**Task instructions**:
Take the data below and repeat it exactly.
--- begin ---
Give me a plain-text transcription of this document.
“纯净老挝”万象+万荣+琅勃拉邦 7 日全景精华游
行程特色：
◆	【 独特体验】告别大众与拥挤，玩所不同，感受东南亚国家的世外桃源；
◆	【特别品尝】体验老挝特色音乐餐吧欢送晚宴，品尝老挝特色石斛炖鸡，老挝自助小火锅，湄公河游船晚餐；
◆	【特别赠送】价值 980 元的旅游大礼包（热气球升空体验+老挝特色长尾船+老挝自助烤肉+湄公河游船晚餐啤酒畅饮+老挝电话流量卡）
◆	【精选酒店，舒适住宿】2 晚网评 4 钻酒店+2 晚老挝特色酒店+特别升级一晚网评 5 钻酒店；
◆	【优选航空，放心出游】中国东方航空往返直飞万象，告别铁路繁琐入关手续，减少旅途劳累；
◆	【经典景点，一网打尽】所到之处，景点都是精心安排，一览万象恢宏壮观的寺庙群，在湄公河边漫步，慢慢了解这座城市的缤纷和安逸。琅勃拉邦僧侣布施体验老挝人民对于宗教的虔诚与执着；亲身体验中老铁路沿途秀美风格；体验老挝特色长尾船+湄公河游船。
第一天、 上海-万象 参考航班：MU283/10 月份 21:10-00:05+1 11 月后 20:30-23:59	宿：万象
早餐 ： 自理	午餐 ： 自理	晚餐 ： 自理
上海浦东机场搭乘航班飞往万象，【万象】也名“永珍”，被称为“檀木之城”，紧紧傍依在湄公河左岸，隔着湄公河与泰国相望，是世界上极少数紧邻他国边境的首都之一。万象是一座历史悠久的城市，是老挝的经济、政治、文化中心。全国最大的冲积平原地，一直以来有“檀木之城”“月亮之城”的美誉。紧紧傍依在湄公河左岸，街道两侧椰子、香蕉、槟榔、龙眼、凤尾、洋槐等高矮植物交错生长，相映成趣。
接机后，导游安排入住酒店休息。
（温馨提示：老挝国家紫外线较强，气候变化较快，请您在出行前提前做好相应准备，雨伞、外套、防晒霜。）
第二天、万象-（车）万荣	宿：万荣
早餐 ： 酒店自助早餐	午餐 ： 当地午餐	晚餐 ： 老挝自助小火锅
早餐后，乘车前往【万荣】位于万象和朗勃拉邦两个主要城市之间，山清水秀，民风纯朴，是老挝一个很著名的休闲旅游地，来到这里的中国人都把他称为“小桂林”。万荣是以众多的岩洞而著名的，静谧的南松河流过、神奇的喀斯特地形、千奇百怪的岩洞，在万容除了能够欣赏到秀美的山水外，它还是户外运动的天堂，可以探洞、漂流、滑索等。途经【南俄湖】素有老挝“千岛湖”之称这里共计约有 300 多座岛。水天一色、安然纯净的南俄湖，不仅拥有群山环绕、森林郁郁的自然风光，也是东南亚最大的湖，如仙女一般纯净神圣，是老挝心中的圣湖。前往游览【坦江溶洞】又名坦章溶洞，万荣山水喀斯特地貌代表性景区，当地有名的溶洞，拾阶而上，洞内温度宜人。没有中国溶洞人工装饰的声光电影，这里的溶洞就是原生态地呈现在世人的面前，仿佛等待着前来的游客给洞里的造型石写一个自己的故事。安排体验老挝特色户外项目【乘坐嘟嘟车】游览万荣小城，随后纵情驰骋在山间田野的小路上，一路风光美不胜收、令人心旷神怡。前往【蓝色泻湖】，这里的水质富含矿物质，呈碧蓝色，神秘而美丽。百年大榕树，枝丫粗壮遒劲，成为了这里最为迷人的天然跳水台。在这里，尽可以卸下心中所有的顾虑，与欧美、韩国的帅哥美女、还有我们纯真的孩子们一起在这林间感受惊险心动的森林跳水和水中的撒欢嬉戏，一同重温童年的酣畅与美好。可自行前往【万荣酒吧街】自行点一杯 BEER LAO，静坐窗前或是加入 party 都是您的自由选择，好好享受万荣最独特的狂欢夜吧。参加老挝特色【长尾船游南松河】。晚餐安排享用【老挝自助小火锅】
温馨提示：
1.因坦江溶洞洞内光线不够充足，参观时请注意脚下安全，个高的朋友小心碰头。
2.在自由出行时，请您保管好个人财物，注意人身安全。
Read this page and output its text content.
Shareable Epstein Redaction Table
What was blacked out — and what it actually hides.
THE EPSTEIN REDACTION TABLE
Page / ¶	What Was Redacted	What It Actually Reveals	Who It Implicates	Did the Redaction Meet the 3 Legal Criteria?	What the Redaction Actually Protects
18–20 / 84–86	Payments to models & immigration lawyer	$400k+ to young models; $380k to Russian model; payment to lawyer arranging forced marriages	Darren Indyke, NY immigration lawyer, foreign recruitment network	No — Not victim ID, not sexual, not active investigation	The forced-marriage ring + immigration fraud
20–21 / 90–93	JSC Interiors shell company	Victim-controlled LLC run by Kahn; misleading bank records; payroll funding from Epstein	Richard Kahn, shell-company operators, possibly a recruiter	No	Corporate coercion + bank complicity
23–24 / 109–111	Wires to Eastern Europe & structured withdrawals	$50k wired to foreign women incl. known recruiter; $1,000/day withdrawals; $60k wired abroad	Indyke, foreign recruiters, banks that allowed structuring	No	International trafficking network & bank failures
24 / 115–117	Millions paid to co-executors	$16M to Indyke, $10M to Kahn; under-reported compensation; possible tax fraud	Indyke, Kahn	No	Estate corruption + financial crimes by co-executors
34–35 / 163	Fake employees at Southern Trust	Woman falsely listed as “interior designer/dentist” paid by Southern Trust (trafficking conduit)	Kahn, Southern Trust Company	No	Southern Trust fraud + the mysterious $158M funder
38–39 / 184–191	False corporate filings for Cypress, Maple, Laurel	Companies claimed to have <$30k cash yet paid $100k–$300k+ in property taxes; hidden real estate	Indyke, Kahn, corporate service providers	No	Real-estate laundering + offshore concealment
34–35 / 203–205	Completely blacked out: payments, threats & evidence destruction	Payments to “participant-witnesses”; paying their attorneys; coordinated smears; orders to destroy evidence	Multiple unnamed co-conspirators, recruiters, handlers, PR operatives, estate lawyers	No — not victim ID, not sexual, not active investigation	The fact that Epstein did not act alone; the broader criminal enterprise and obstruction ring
--- end ---
**Solution**:
Give me a plain-text transcription of this document.
“纯净老挝”万象+万荣+琅勃拉邦 7 日全景精华游
行程特色：
◆	【 独特体验】告别大众与拥挤，玩所不同，感受东南亚国家的世外桃源；
◆	【特别品尝】体验老挝特色音乐餐吧欢送晚宴，品尝老挝特色石斛炖鸡，老挝自助小火锅，湄公河游船晚餐；
◆	【特别赠送】价值 980 元的旅游大礼包（热气球升空体验+老挝特色长尾船+老挝自助烤肉+湄公河游船晚餐啤酒畅饮+老挝电话流量卡）
◆	【精选酒店，舒适住宿】2 晚网评 4 钻酒店+2 晚老挝特色酒店+特别升级一晚网评 5 钻酒店；
◆	【优选航空，放心出游】中国东方航空往返直飞万象，告别铁路繁琐入关手续，减少旅途劳累；
◆	【经典景点，一网打尽】所到之处，景点都是精心安排，一览万象恢宏壮观的寺庙群，在湄公河边漫步，慢慢了解这座城市的缤纷和安逸。琅勃拉邦僧侣布施体验老挝人民对于宗教的虔诚与执着；亲身体验中老铁路沿途秀美风格；体验老挝特色长尾船+湄公河游船。
第一天、 上海-万象 参考航班：MU283/10 月份 21:10-00:05+1 11 月后 20:30-23:59	宿：万象
早餐 ： 自理	午餐 ： 自理	晚餐 ： 自理
上海浦东机场搭乘航班飞往万象，【万象】也名“永珍”，被称为“檀木之城”，紧紧傍依在湄公河左岸，隔着湄公河与泰国相望，是世界上极少数紧邻他国边境的首都之一。万象是一座历史悠久的城市，是老挝的经济、政治、文化中心。全国最大的冲积平原地，一直以来有“檀木之城”“月亮之城”的美誉。紧紧傍依在湄公河左岸，街道两侧椰子、香蕉、槟榔、龙眼、凤尾、洋槐等高矮植物交错生长，相映成趣。
接机后，导游安排入住酒店休息。
（温馨提示：老挝国家紫外线较强，气候变化较快，请您在出行前提前做好相应准备，雨伞、外套、防晒霜。）
第二天、万象-（车）万荣	宿：万荣
早餐 ： 酒店自助早餐	午餐 ： 当地午餐	晚餐 ： 老挝自助小火锅
早餐后，乘车前往【万荣】位于万象和朗勃拉邦两个主要城市之间，山清水秀，民风纯朴，是老挝一个很著名的休闲旅游地，来到这里的中国人都把他称为“小桂林”。万荣是以众多的岩洞而著名的，静谧的南松河流过、神奇的喀斯特地形、千奇百怪的岩洞，在万容除了能够欣赏到秀美的山水外，它还是户外运动的天堂，可以探洞、漂流、滑索等。途经【南俄湖】素有老挝“千岛湖”之称这里共计约有 300 多座岛。水天一色、安然纯净的南俄湖，不仅拥有群山环绕、森林郁郁的自然风光，也是东南亚最大的湖，如仙女一般纯净神圣，是老挝心中的圣湖。前往游览【坦江溶洞】又名坦章溶洞，万荣山水喀斯特地貌代表性景区，当地有名的溶洞，拾阶而上，洞内温度宜人。没有中国溶洞人工装饰的声光电影，这里的溶洞就是原生态地呈现在世人的面前，仿佛等待着前来的游客给洞里的造型石写一个自己的故事。安排体验老挝特色户外项目【乘坐嘟嘟车】游览万荣小城，随后纵情驰骋在山间田野的小路上，一路风光美不胜收、令人心旷神怡。前往【蓝色泻湖】，这里的水质富含矿物质，呈碧蓝色，神秘而美丽。百年大榕树，枝丫粗壮遒劲，成为了这里最为迷人的天然跳水台。在这里，尽可以卸下心中所有的顾虑，与欧美、韩国的帅哥美女、还有我们纯真的孩子们一起在这林间感受惊险心动的森林跳水和水中的撒欢嬉戏，一同重温童年的酣畅与美好。可自行前往【万荣酒吧街】自行点一杯 BEER LAO，静坐窗前或是加入 party 都是您的自由选择，好好享受万荣最独特的狂欢夜吧。参加老挝特色【长尾船游南松河】。晚餐安排享用【老挝自助小火锅】
温馨提示：
1.因坦江溶洞洞内光线不够充足，参观时请注意脚下安全，个高的朋友小心碰头。
2.在自由出行时，请您保管好个人财物，注意人身安全。
Read this page and output its text content.
Shareable Epstein Redaction Table
What was blacked out — and what it actually hides.
THE EPSTEIN REDACTION TABLE
Page / ¶	What Was Redacted	What It Actually Reveals	Who It Implicates	Did the Redaction Meet the 3 Legal Criteria?	What the Redaction Actually Protects
18–20 / 84–86	Payments to models & immigration lawyer	$400k+ to young models; $380k to Russian model; payment to lawyer arranging forced marriages	Darren Indyke, NY immigration lawyer, foreign recruitment network	No — Not victim ID, not sexual, not active investigation	The forced-marriage ring + immigration fraud
20–21 / 90–93	JSC Interiors shell company	Victim-controlled LLC run by Kahn; misleading bank records; payroll funding from Epstein	Richard Kahn, shell-company operators, possibly a recruiter	No	Corporate coercion + bank complicity
23–24 / 109–111	Wires to Eastern Europe & structured withdrawals	$50k wired to foreign women incl. known recruiter; $1,000/day withdrawals; $60k wired abroad	Indyke, foreign recruiters, banks that allowed structuring	No	International trafficking network & bank failures
24 / 115–117	Millions paid to co-executors	$16M to Indyke, $10M to Kahn; under-reported compensation; possible tax fraud	Indyke, Kahn	No	Estate corruption + financial crimes by co-executors
34–35 / 163	Fake employees at Southern Trust	Woman falsely listed as “interior designer/dentist” paid by Southern Trust (trafficking conduit)	Kahn, Southern Trust Company	No	Southern Trust fraud + the mysterious $158M funder
38–39 / 184–191	False corporate filings for Cypress, Maple, Laurel	Companies claimed to have <$30k cash yet paid $100k–$300k+ in property taxes; hidden real estate	Indyke, Kahn, corporate service providers	No	Real-estate laundering + offshore concealment
34–35 / 203–205	Completely blacked out: payments, threats & evidence destruction	Payments to “participant-witnesses”; paying their attorneys; coordinated smears; orders to destroy evidence	Multiple unnamed co-conspirators, recruiters, handlers, PR operatives, estate lawyers	No — not victim ID, not sexual, not active investigation	The fact that Epstein did not act alone; the broader criminal enterprise and obstruction ring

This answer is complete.